= Problem to work on =
Each entry below is to be extracted exactly.

= Data for this task =
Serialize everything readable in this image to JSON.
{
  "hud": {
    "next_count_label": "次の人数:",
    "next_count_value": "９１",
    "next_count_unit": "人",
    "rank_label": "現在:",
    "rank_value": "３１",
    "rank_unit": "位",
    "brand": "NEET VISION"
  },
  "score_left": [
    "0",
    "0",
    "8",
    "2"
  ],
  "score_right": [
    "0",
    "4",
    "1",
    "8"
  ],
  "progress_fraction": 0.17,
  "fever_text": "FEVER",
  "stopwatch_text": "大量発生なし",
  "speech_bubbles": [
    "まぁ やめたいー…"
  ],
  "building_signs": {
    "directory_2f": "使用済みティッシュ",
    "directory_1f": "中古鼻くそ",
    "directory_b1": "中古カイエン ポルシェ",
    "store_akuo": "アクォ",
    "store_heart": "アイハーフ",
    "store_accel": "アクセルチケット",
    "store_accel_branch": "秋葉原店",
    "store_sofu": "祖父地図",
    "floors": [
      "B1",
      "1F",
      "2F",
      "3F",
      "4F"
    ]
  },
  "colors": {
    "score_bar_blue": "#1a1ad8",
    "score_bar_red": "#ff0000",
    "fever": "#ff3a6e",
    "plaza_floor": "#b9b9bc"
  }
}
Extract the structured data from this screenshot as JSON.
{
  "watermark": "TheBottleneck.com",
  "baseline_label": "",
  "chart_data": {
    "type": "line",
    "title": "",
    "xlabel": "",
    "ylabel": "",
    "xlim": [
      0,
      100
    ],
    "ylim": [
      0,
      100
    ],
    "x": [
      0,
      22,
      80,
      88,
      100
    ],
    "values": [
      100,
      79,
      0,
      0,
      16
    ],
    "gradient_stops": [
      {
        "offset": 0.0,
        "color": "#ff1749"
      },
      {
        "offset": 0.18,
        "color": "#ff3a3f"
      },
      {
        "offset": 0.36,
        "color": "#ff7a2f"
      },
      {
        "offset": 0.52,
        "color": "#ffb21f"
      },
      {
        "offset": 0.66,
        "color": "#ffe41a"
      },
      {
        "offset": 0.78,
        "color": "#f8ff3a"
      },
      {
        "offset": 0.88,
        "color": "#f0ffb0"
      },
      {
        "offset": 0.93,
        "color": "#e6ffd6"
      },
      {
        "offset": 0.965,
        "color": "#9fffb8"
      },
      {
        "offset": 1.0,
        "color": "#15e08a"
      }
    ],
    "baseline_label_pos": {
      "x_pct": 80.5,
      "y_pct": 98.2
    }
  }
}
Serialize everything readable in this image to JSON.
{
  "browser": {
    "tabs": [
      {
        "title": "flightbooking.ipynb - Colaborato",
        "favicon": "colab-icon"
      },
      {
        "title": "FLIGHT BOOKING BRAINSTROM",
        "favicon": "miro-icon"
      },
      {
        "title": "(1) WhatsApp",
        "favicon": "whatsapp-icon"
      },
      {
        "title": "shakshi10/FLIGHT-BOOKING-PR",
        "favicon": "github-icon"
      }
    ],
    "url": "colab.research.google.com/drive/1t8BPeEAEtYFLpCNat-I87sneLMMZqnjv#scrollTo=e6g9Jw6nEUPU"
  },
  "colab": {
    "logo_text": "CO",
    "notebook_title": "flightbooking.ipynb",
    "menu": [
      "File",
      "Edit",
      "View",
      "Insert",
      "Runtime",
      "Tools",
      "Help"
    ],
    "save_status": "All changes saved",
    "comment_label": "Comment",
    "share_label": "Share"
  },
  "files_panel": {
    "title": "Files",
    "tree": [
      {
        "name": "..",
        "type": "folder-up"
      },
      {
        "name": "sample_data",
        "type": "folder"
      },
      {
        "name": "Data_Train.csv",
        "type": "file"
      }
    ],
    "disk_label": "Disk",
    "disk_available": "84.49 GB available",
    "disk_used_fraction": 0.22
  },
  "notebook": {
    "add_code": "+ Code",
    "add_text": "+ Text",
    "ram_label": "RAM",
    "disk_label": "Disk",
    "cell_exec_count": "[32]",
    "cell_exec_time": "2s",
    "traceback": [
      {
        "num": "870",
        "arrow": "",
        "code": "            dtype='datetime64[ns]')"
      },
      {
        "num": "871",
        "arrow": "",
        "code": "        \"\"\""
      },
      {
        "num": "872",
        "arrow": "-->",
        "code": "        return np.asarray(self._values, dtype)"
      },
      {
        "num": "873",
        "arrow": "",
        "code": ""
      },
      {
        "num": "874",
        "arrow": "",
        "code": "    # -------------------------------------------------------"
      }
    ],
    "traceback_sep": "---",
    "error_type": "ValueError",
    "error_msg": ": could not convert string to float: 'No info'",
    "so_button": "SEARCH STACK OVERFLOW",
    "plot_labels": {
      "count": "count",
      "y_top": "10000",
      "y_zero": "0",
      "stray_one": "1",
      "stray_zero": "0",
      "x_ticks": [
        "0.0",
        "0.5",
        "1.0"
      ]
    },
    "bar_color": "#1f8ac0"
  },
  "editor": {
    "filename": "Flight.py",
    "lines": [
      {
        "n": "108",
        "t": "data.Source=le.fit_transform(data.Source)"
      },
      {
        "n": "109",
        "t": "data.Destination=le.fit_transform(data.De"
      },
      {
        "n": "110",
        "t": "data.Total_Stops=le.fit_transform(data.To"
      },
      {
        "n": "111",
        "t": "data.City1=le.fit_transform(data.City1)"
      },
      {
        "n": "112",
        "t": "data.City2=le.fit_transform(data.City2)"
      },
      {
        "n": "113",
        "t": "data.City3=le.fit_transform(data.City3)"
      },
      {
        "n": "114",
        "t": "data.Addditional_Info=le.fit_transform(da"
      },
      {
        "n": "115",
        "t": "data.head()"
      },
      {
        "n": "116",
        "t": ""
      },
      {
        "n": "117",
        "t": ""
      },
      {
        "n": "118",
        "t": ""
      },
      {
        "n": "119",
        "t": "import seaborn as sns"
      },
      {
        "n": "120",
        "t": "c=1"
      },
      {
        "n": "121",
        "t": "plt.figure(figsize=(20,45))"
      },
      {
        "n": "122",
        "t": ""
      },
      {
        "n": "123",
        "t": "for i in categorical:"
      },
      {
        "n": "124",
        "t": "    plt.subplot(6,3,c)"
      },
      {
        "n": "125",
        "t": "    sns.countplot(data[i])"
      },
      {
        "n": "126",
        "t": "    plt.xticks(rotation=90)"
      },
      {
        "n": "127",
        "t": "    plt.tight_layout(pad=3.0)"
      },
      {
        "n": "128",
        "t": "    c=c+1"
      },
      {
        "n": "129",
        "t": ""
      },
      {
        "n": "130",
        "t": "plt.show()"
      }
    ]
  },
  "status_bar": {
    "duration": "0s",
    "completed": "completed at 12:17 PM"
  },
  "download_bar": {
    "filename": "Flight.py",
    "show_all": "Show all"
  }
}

= Exercise answer =
Serialize everything readable in this image to JSON.
{
  "hud": {
    "next_count_label": "次の人数:",
    "next_count_value": "９１",
    "next_count_unit": "人",
    "rank_label": "現在:",
    "rank_value": "３１",
    "rank_unit": "位",
    "brand": "NEET VISION"
  },
  "score_left": [
    "0",
    "0",
    "8",
    "2"
  ],
  "score_right": [
    "0",
    "4",
    "1",
    "8"
  ],
  "progress_fraction": 0.17,
  "fever_text": "FEVER",
  "stopwatch_text": "大量発生なし",
  "speech_bubbles": [
    "まぁ やめたいー…"
  ],
  "building_signs": {
    "directory_2f": "使用済みティッシュ",
    "directory_1f": "中古鼻くそ",
    "directory_b1": "中古カイエン ポルシェ",
    "store_akuo": "アクォ",
    "store_heart": "アイハーフ",
    "store_accel": "アクセルチケット",
    "store_accel_branch": "秋葉原店",
    "store_sofu": "祖父地図",
    "floors": [
      "B1",
      "1F",
      "2F",
      "3F",
      "4F"
    ]
  },
  "colors": {
    "score_bar_blue": "#1a1ad8",
    "score_bar_red": "#ff0000",
    "fever": "#ff3a6e",
    "plaza_floor": "#b9b9bc"
  }
}
Extract the structured data from this screenshot as JSON.
{
  "watermark": "TheBottleneck.com",
  "baseline_label": "",
  "chart_data": {
    "type": "line",
    "title": "",
    "xlabel": "",
    "ylabel": "",
    "xlim": [
      0,
      100
    ],
    "ylim": [
      0,
      100
    ],
    "x": [
      0,
      22,
      80,
      88,
      100
    ],
    "values": [
      100,
      79,
      0,
      0,
      16
    ],
    "gradient_stops": [
      {
        "offset": 0.0,
        "color": "#ff1749"
      },
      {
        "offset": 0.18,
        "color": "#ff3a3f"
      },
      {
        "offset": 0.36,
        "color": "#ff7a2f"
      },
      {
        "offset": 0.52,
        "color": "#ffb21f"
      },
      {
        "offset": 0.66,
        "color": "#ffe41a"
      },
      {
        "offset": 0.78,
        "color": "#f8ff3a"
      },
      {
        "offset": 0.88,
        "color": "#f0ffb0"
      },
      {
        "offset": 0.93,
        "color": "#e6ffd6"
      },
      {
        "offset": 0.965,
        "color": "#9fffb8"
      },
      {
        "offset": 1.0,
        "color": "#15e08a"
      }
    ],
    "baseline_label_pos": {
      "x_pct": 80.5,
      "y_pct": 98.2
    }
  }
}
Serialize everything readable in this image to JSON.
{
  "browser": {
    "tabs": [
      {
        "title": "flightbooking.ipynb - Colaborato",
        "favicon": "colab-icon"
      },
      {
        "title": "FLIGHT BOOKING BRAINSTROM",
        "favicon": "miro-icon"
      },
      {
        "title": "(1) WhatsApp",
        "favicon": "whatsapp-icon"
      },
      {
        "title": "shakshi10/FLIGHT-BOOKING-PR",
        "favicon": "github-icon"
      }
    ],
    "url": "colab.research.google.com/drive/1t8BPeEAEtYFLpCNat-I87sneLMMZqnjv#scrollTo=e6g9Jw6nEUPU"
  },
  "colab": {
    "logo_text": "CO",
    "notebook_title": "flightbooking.ipynb",
    "menu": [
      "File",
      "Edit",
      "View",
      "Insert",
      "Runtime",
      "Tools",
      "Help"
    ],
    "save_status": "All changes saved",
    "comment_label": "Comment",
    "share_label": "Share"
  },
  "files_panel": {
    "title": "Files",
    "tree": [
      {
        "name": "..",
        "type": "folder-up"
      },
      {
        "name": "sample_data",
        "type": "folder"
      },
      {
        "name": "Data_Train.csv",
        "type": "file"
      }
    ],
    "disk_label": "Disk",
    "disk_available": "84.49 GB available",
    "disk_used_fraction": 0.22
  },
  "notebook": {
    "add_code": "+ Code",
    "add_text": "+ Text",
    "ram_label": "RAM",
    "disk_label": "Disk",
    "cell_exec_count": "[32]",
    "cell_exec_time": "2s",
    "traceback": [
      {
        "num": "870",
        "arrow": "",
        "code": "            dtype='datetime64[ns]')"
      },
      {
        "num": "871",
        "arrow": "",
        "code": "        \"\"\""
      },
      {
        "num": "872",
        "arrow": "-->",
        "code": "        return np.asarray(self._values, dtype)"
      },
      {
        "num": "873",
        "arrow": "",
        "code": ""
      },
      {
        "num": "874",
        "arrow": "",
        "code": "    # -------------------------------------------------------"
      }
    ],
    "traceback_sep": "---",
    "error_type": "ValueError",
    "error_msg": ": could not convert string to float: 'No info'",
    "so_button": "SEARCH STACK OVERFLOW",
    "plot_labels": {
      "count": "count",
      "y_top": "10000",
      "y_zero": "0",
      "stray_one": "1",
      "stray_zero": "0",
      "x_ticks": [
        "0.0",
        "0.5",
        "1.0"
      ]
    },
    "bar_color": "#1f8ac0"
  },
  "editor": {
    "filename": "Flight.py",
    "lines": [
      {
        "n": "108",
        "t": "data.Source=le.fit_transform(data.Source)"
      },
      {
        "n": "109",
        "t": "data.Destination=le.fit_transform(data.De"
      },
      {
        "n": "110",
        "t": "data.Total_Stops=le.fit_transform(data.To"
      },
      {
        "n": "111",
        "t": "data.City1=le.fit_transform(data.City1)"
      },
      {
        "n": "112",
        "t": "data.City2=le.fit_transform(data.City2)"
      },
      {
        "n": "113",
        "t": "data.City3=le.fit_transform(data.City3)"
      },
      {
        "n": "114",
        "t": "data.Addditional_Info=le.fit_transform(da"
      },
      {
        "n": "115",
        "t": "data.head()"
      },
      {
        "n": "116",
        "t": ""
      },
      {
        "n": "117",
        "t": ""
      },
      {
        "n": "118",
        "t": ""
      },
      {
        "n": "119",
        "t": "import seaborn as sns"
      },
      {
        "n": "120",
        "t": "c=1"
      },
      {
        "n": "121",
        "t": "plt.figure(figsize=(20,45))"
      },
      {
        "n": "122",
        "t": ""
      },
      {
        "n": "123",
        "t": "for i in categorical:"
      },
      {
        "n": "124",
        "t": "    plt.subplot(6,3,c)"
      },
      {
        "n": "125",
        "t": "    sns.countplot(data[i])"
      },
      {
        "n": "126",
        "t": "    plt.xticks(rotation=90)"
      },
      {
        "n": "127",
        "t": "    plt.tight_layout(pad=3.0)"
      },
      {
        "n": "128",
        "t": "    c=c+1"
      },
      {
        "n": "129",
        "t": ""
      },
      {
        "n": "130",
        "t": "plt.show()"
      }
    ]
  },
  "status_bar": {
    "duration": "0s",
    "completed": "completed at 12:17 PM"
  },
  "download_bar": {
    "filename": "Flight.py",
    "show_all": "Show all"
  }
}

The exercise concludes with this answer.